Extracted records
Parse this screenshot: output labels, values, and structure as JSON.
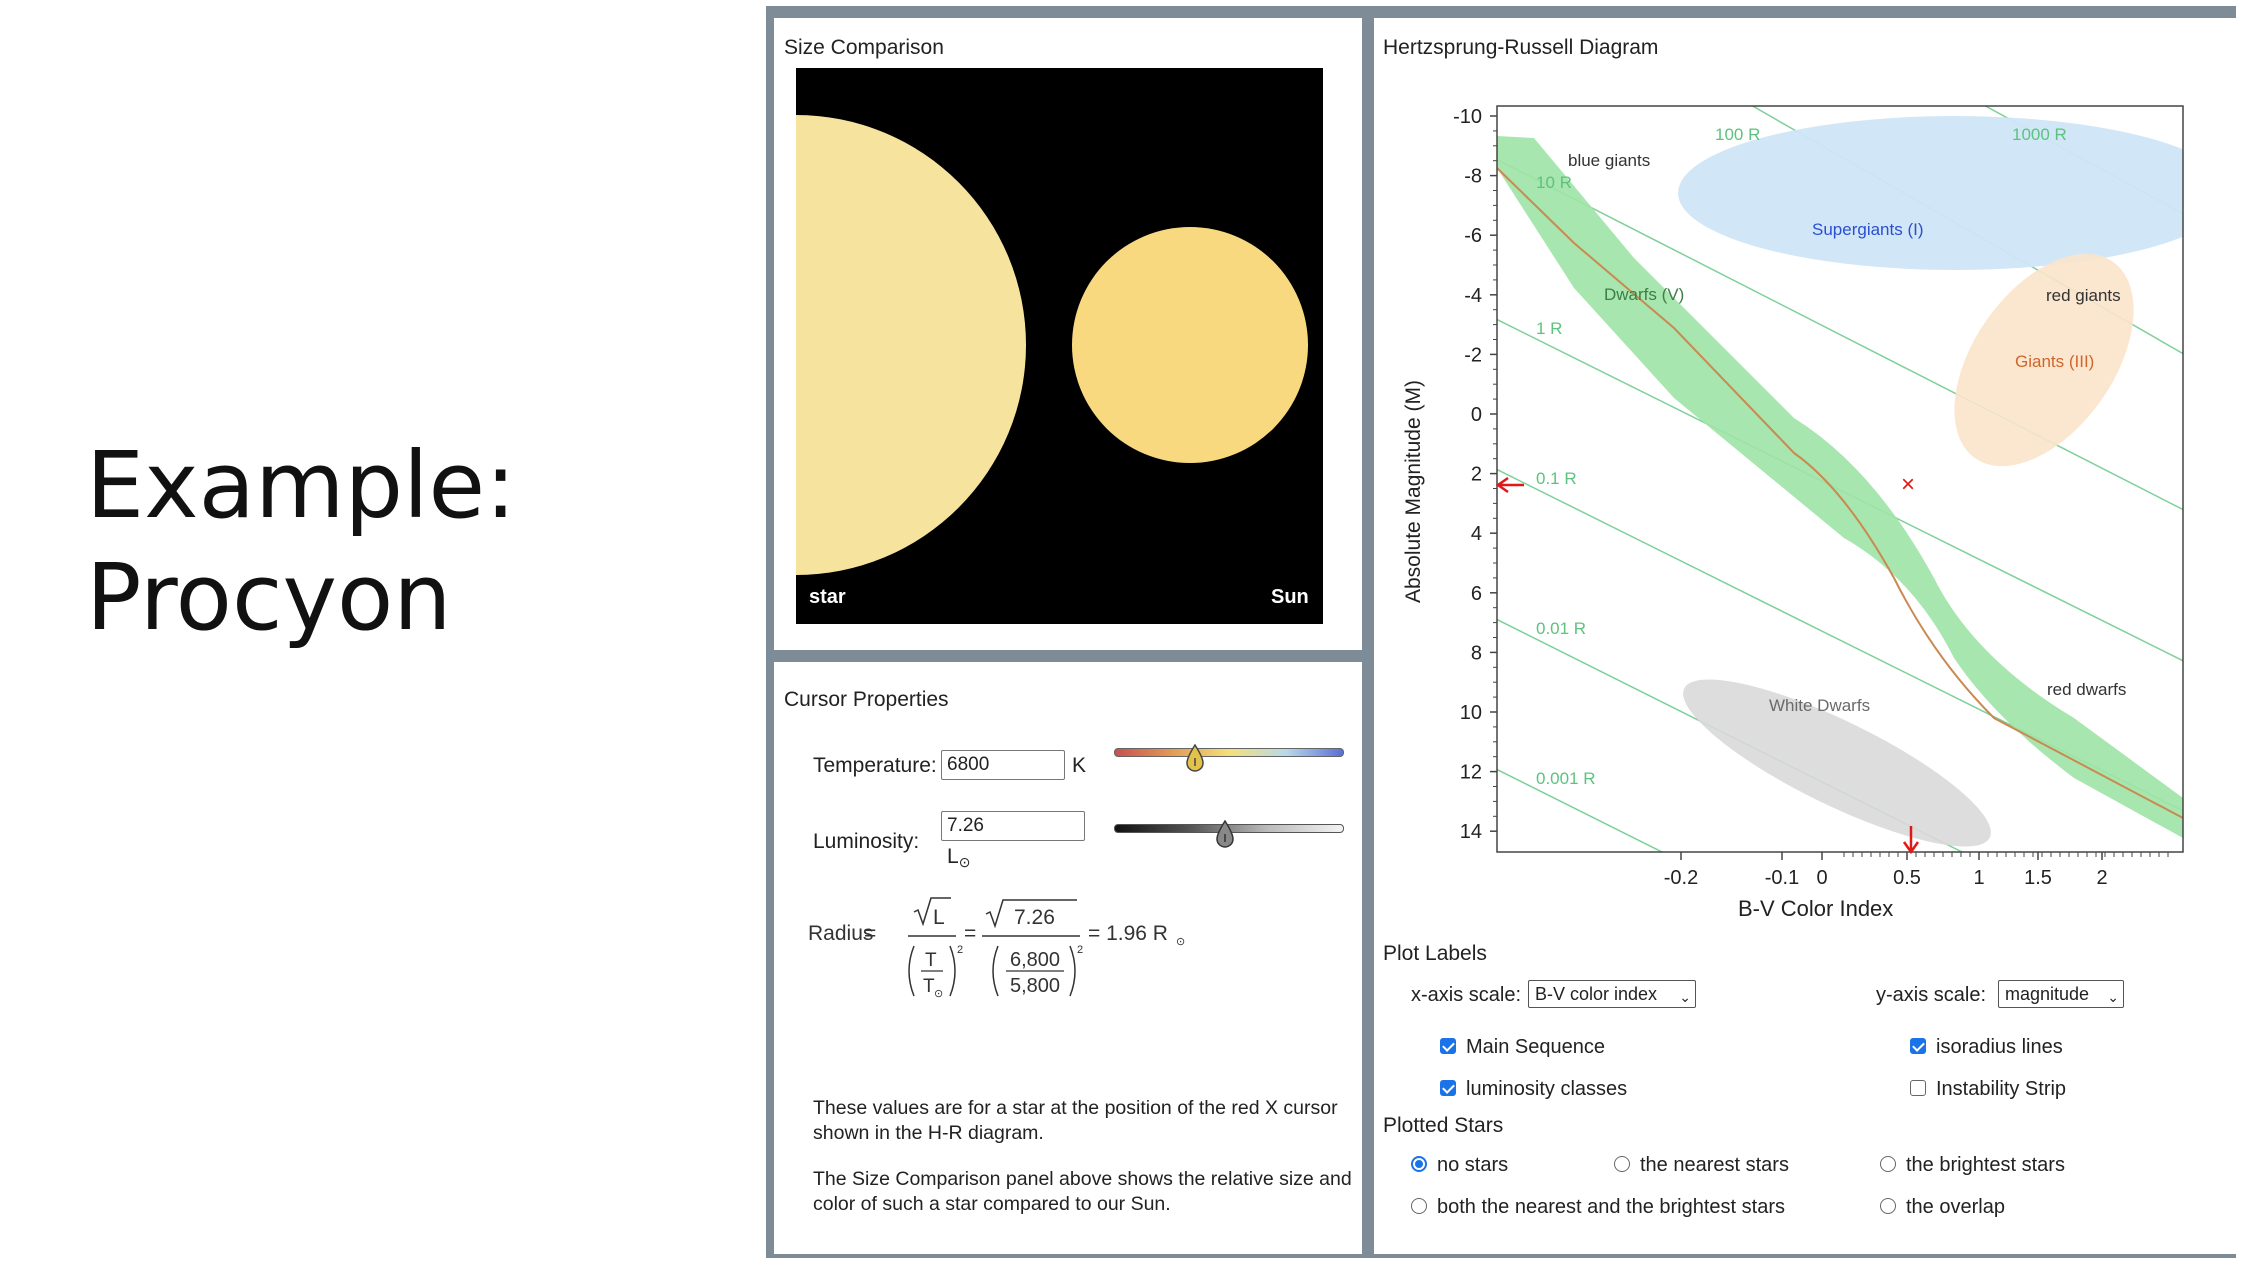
{
  "slide": {
    "title_line1": "Example:",
    "title_line2": "Procyon"
  },
  "size_comparison": {
    "title": "Size Comparison",
    "star_label": "star",
    "sun_label": "Sun",
    "star_color": "#f6e49e",
    "sun_color": "#f8d97f"
  },
  "cursor_properties": {
    "title": "Cursor Properties",
    "temperature_label": "Temperature:",
    "temperature_value": "6800",
    "temperature_unit": "K",
    "luminosity_label": "Luminosity:",
    "luminosity_value": "7.26",
    "luminosity_unit": "L",
    "radius_label": "Radius",
    "formula": {
      "sqrt_L": "L",
      "T": "T",
      "T_sun": "T",
      "lum_value": "7.26",
      "temp_num": "6,800",
      "temp_den": "5,800",
      "result": "= 1.96 R"
    },
    "description1": "These values are for a star at the position of the red X cursor shown in the H-R diagram.",
    "description2": "The Size Comparison panel above shows the relative size and color of such a star compared to our Sun."
  },
  "hr_diagram": {
    "title": "Hertzsprung-Russell Diagram",
    "xlabel": "B-V Color Index",
    "ylabel": "Absolute Magnitude (M)",
    "y_ticks": [
      "-10",
      "-8",
      "-6",
      "-4",
      "-2",
      "0",
      "2",
      "4",
      "6",
      "8",
      "10",
      "12",
      "14"
    ],
    "x_ticks": [
      "-0.2",
      "-0.1",
      "0",
      "0.5",
      "1",
      "1.5",
      "2"
    ],
    "regions": {
      "blue_giants": "blue giants",
      "supergiants": "Supergiants (I)",
      "dwarfs": "Dwarfs (V)",
      "red_giants": "red giants",
      "giants": "Giants (III)",
      "white_dwarfs": "White Dwarfs",
      "red_dwarfs": "red dwarfs"
    },
    "isoradius_labels": [
      "100 R",
      "1000 R",
      "10 R",
      "1 R",
      "0.1 R",
      "0.01 R",
      "0.001 R"
    ],
    "cursor_marker": "×"
  },
  "plot_labels": {
    "title": "Plot Labels",
    "x_axis_scale_label": "x-axis scale:",
    "x_axis_scale_value": "B-V color index",
    "y_axis_scale_label": "y-axis scale:",
    "y_axis_scale_value": "magnitude",
    "main_sequence": "Main Sequence",
    "isoradius_lines": "isoradius lines",
    "luminosity_classes": "luminosity classes",
    "instability_strip": "Instability Strip"
  },
  "plotted_stars": {
    "title": "Plotted Stars",
    "no_stars": "no stars",
    "nearest": "the nearest stars",
    "brightest": "the brightest stars",
    "both": "both the nearest and the brightest stars",
    "overlap": "the overlap"
  }
}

### OBJECTIVE:
Your task is to retype all the entries exactly and leave out any pictures.

### EXERCISE ANSWER:
Parse this screenshot: output labels, values, and structure as JSON.
{
  "slide": {
    "title_line1": "Example:",
    "title_line2": "Procyon"
  },
  "size_comparison": {
    "title": "Size Comparison",
    "star_label": "star",
    "sun_label": "Sun",
    "star_color": "#f6e49e",
    "sun_color": "#f8d97f"
  },
  "cursor_properties": {
    "title": "Cursor Properties",
    "temperature_label": "Temperature:",
    "temperature_value": "6800",
    "temperature_unit": "K",
    "luminosity_label": "Luminosity:",
    "luminosity_value": "7.26",
    "luminosity_unit": "L",
    "radius_label": "Radius",
    "formula": {
      "sqrt_L": "L",
      "T": "T",
      "T_sun": "T",
      "lum_value": "7.26",
      "temp_num": "6,800",
      "temp_den": "5,800",
      "result": "= 1.96 R"
    },
    "description1": "These values are for a star at the position of the red X cursor shown in the H-R diagram.",
    "description2": "The Size Comparison panel above shows the relative size and color of such a star compared to our Sun."
  },
  "hr_diagram": {
    "title": "Hertzsprung-Russell Diagram",
    "xlabel": "B-V Color Index",
    "ylabel": "Absolute Magnitude (M)",
    "y_ticks": [
      "-10",
      "-8",
      "-6",
      "-4",
      "-2",
      "0",
      "2",
      "4",
      "6",
      "8",
      "10",
      "12",
      "14"
    ],
    "x_ticks": [
      "-0.2",
      "-0.1",
      "0",
      "0.5",
      "1",
      "1.5",
      "2"
    ],
    "regions": {
      "blue_giants": "blue giants",
      "supergiants": "Supergiants (I)",
      "dwarfs": "Dwarfs (V)",
      "red_giants": "red giants",
      "giants": "Giants (III)",
      "white_dwarfs": "White Dwarfs",
      "red_dwarfs": "red dwarfs"
    },
    "isoradius_labels": [
      "100 R",
      "1000 R",
      "10 R",
      "1 R",
      "0.1 R",
      "0.01 R",
      "0.001 R"
    ],
    "cursor_marker": "×"
  },
  "plot_labels": {
    "title": "Plot Labels",
    "x_axis_scale_label": "x-axis scale:",
    "x_axis_scale_value": "B-V color index",
    "y_axis_scale_label": "y-axis scale:",
    "y_axis_scale_value": "magnitude",
    "main_sequence": "Main Sequence",
    "isoradius_lines": "isoradius lines",
    "luminosity_classes": "luminosity classes",
    "instability_strip": "Instability Strip"
  },
  "plotted_stars": {
    "title": "Plotted Stars",
    "no_stars": "no stars",
    "nearest": "the nearest stars",
    "brightest": "the brightest stars",
    "both": "both the nearest and the brightest stars",
    "overlap": "the overlap"
  }
}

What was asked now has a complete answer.